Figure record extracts
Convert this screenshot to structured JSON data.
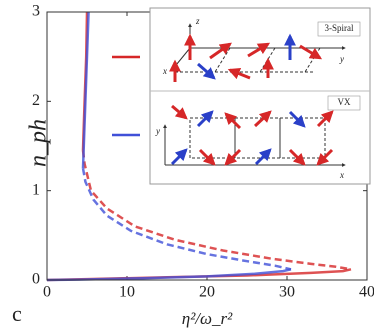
{
  "chart_data": {
    "type": "line",
    "panel": "c",
    "xlabel": "η²/ω_r²",
    "ylabel": "n_ph",
    "xlim": [
      0,
      40
    ],
    "ylim": [
      0,
      3
    ],
    "xticks": [
      0,
      10,
      20,
      30,
      40
    ],
    "yticks": [
      0,
      1,
      2,
      3
    ],
    "series": [
      {
        "name": "3-Spiral",
        "color": "#d62728",
        "branches": [
          {
            "style": "solid",
            "x": [
              5.0,
              4.9,
              4.7,
              4.55,
              4.5
            ],
            "values": [
              3,
              2.5,
              2.0,
              1.6,
              1.45
            ]
          },
          {
            "style": "dashed",
            "x": [
              4.5,
              4.7,
              5.5,
              7.5,
              11,
              16,
              22,
              28,
              33,
              36,
              38
            ],
            "values": [
              1.45,
              1.3,
              1.0,
              0.8,
              0.6,
              0.45,
              0.33,
              0.24,
              0.18,
              0.15,
              0.12
            ]
          },
          {
            "style": "solid",
            "x": [
              38,
              37,
              33,
              25,
              15,
              5,
              0
            ],
            "values": [
              0.12,
              0.1,
              0.08,
              0.05,
              0.03,
              0.01,
              0
            ]
          }
        ]
      },
      {
        "name": "VX",
        "color": "#4050d8",
        "branches": [
          {
            "style": "solid",
            "x": [
              5.2,
              5.0,
              4.8,
              4.6,
              4.5
            ],
            "values": [
              3,
              2.5,
              2.0,
              1.5,
              1.25
            ]
          },
          {
            "style": "dashed",
            "x": [
              4.5,
              4.8,
              5.8,
              7.5,
              10.5,
              15,
              20,
              25,
              28.5,
              30.5
            ],
            "values": [
              1.25,
              1.1,
              0.9,
              0.72,
              0.55,
              0.4,
              0.29,
              0.21,
              0.16,
              0.12
            ]
          },
          {
            "style": "solid",
            "x": [
              30.5,
              29.5,
              26,
              20,
              12,
              4,
              0
            ],
            "values": [
              0.12,
              0.1,
              0.07,
              0.04,
              0.02,
              0.005,
              0
            ]
          }
        ]
      }
    ],
    "inset": {
      "top_axes": [
        "z",
        "x",
        "y"
      ],
      "bottom_axes": [
        "y",
        "x"
      ]
    }
  }
}
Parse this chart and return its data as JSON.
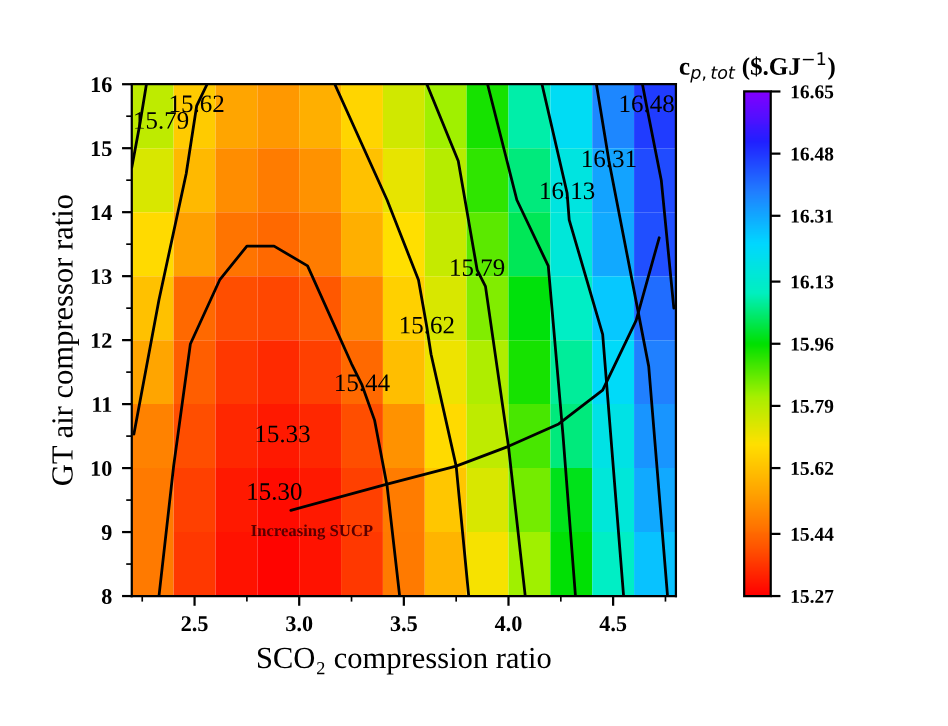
{
  "chart_data": {
    "type": "heatmap",
    "xlabel": "SCO₂ compression ratio",
    "ylabel": "GT air compressor ratio",
    "clabel": "c$_{p,tot}$ ($.GJ$^{−1}$)",
    "xlim": [
      2.2,
      4.8
    ],
    "ylim": [
      8,
      16
    ],
    "xticks": [
      2.5,
      {
        "value": 3,
        "label": "3.0"
      },
      3.5,
      {
        "value": 4,
        "label": "4.0"
      },
      4.5
    ],
    "yticks": [
      8,
      9,
      10,
      11,
      12,
      13,
      14,
      15,
      16
    ],
    "clim": [
      15.27,
      16.65
    ],
    "cticks": [
      15.27,
      15.44,
      15.62,
      15.79,
      15.96,
      16.13,
      16.31,
      16.48,
      16.65
    ],
    "cells": [
      [
        15.78,
        15.64,
        15.56,
        15.53,
        15.58,
        15.66,
        15.75,
        15.82,
        15.94,
        16.08,
        16.21,
        16.36,
        16.47
      ],
      [
        15.74,
        15.6,
        15.51,
        15.48,
        15.52,
        15.62,
        15.72,
        15.79,
        15.92,
        16.05,
        16.17,
        16.32,
        16.45
      ],
      [
        15.67,
        15.55,
        15.46,
        15.44,
        15.48,
        15.58,
        15.68,
        15.77,
        15.88,
        16.02,
        16.15,
        16.31,
        16.44
      ],
      [
        15.62,
        15.44,
        15.39,
        15.38,
        15.41,
        15.5,
        15.65,
        15.74,
        15.85,
        15.97,
        16.11,
        16.26,
        16.4
      ],
      [
        15.56,
        15.42,
        15.36,
        15.34,
        15.37,
        15.44,
        15.61,
        15.71,
        15.8,
        15.94,
        16.07,
        16.22,
        16.37
      ],
      [
        15.49,
        15.39,
        15.33,
        15.31,
        15.33,
        15.39,
        15.52,
        15.67,
        15.78,
        15.9,
        16.05,
        16.18,
        16.34
      ],
      [
        15.47,
        15.37,
        15.31,
        15.29,
        15.31,
        15.37,
        15.48,
        15.63,
        15.74,
        15.86,
        15.98,
        16.15,
        16.31
      ],
      [
        15.47,
        15.36,
        15.3,
        15.28,
        15.3,
        15.36,
        15.47,
        15.59,
        15.7,
        15.82,
        15.96,
        16.11,
        16.27
      ]
    ],
    "series": [
      {
        "type": "line",
        "name": "15.44",
        "color": "#000000",
        "x": [
          2.33,
          2.4,
          2.48,
          2.62,
          2.75,
          2.88,
          3.04,
          3.25,
          3.3,
          3.36,
          3.42,
          3.48
        ],
        "values": [
          8.0,
          10.03,
          11.94,
          12.94,
          13.47,
          13.47,
          13.16,
          11.63,
          11.3,
          10.75,
          9.72,
          8.0
        ]
      },
      {
        "type": "line",
        "name": "15.62",
        "color": "#000000",
        "x": [
          2.21,
          2.33,
          2.46,
          2.51,
          2.56
        ],
        "values": [
          10.53,
          12.63,
          14.6,
          15.66,
          16.0
        ]
      },
      {
        "type": "line",
        "name": "15.79",
        "color": "#000000",
        "x": [
          2.2,
          2.24,
          2.27
        ],
        "values": [
          14.7,
          15.4,
          16.0
        ]
      },
      {
        "type": "line",
        "name": "15.62",
        "color": "#000000",
        "x": [
          3.17,
          3.42,
          3.57,
          3.61,
          3.63,
          3.75,
          3.81
        ],
        "values": [
          16.0,
          14.19,
          12.94,
          12.2,
          11.78,
          10.03,
          8.0
        ]
      },
      {
        "type": "line",
        "name": "15.79",
        "color": "#000000",
        "x": [
          3.61,
          3.76,
          3.85,
          3.89,
          4.0,
          4.08
        ],
        "values": [
          16.0,
          14.8,
          13.1,
          12.84,
          10.34,
          8.0
        ]
      },
      {
        "type": "line",
        "color": "#000000",
        "x": [
          3.9,
          4.04,
          4.19,
          4.26,
          4.32
        ],
        "values": [
          16.0,
          14.19,
          13.16,
          10.53,
          8.0
        ]
      },
      {
        "type": "line",
        "name": "16.13",
        "color": "#000000",
        "x": [
          4.16,
          4.28,
          4.29,
          4.45,
          4.55
        ],
        "values": [
          16.0,
          14.3,
          13.88,
          12.09,
          8.0
        ]
      },
      {
        "type": "line",
        "name": "16.31",
        "color": "#000000",
        "x": [
          4.42,
          4.48,
          4.67,
          4.76
        ],
        "values": [
          16.0,
          14.8,
          11.59,
          8.0
        ]
      },
      {
        "type": "line",
        "name": "16.48",
        "color": "#000000",
        "x": [
          4.64,
          4.66,
          4.73,
          4.79
        ],
        "values": [
          16.0,
          15.66,
          14.5,
          12.5
        ]
      },
      {
        "type": "line",
        "color": "#000000",
        "x": [
          2.96,
          3.42,
          3.75,
          4.0,
          4.24,
          4.45,
          4.61,
          4.72
        ],
        "values": [
          9.34,
          9.75,
          10.03,
          10.34,
          10.69,
          11.22,
          12.31,
          13.6
        ]
      }
    ],
    "annotations": [
      "Increasing SUCP",
      "15.33",
      "15.30"
    ],
    "grid": false,
    "legend": false
  }
}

### STATED EXERCISE
From the entries above, copy every line containing the word "JSON".

### EXERCISE RESULT
Convert this screenshot to structured JSON data.
Parse this chart and return its data as JSON.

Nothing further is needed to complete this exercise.